What you will do:
Search the records for the word "назад" and report each line that has it.

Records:

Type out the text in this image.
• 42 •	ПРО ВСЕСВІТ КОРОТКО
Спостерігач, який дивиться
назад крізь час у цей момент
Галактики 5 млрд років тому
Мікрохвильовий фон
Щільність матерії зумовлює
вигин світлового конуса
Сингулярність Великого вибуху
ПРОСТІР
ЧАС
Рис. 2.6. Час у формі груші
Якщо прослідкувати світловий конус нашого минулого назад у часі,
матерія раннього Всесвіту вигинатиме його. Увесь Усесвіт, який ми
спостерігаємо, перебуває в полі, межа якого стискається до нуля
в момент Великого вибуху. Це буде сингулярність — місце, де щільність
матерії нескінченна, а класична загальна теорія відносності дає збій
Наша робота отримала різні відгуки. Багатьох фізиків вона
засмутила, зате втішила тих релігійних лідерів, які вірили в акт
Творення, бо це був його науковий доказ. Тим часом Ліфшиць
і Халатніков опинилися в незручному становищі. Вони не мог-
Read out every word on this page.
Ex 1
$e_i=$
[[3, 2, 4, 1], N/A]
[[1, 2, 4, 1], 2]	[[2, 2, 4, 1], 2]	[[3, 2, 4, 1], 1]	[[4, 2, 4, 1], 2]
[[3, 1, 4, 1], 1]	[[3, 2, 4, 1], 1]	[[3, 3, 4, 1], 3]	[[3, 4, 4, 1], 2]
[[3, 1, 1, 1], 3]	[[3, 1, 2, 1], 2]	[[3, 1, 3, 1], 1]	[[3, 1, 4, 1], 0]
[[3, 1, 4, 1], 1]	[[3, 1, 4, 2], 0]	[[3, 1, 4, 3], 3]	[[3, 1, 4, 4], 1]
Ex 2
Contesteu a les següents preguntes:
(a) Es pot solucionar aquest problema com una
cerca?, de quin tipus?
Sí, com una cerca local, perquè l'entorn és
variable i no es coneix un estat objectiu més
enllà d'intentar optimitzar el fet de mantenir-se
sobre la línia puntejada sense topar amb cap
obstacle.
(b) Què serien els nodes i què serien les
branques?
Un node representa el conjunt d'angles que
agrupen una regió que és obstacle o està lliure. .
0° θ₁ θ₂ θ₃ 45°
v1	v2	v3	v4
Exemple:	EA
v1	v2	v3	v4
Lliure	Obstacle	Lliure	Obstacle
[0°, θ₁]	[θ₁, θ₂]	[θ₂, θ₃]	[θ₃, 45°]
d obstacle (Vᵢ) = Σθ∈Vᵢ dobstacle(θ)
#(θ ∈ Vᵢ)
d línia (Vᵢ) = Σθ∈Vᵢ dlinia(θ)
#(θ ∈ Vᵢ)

Worked solution:
назад крізь час у цей момент
Якщо прослідкувати світловий конус нашого минулого назад у часі,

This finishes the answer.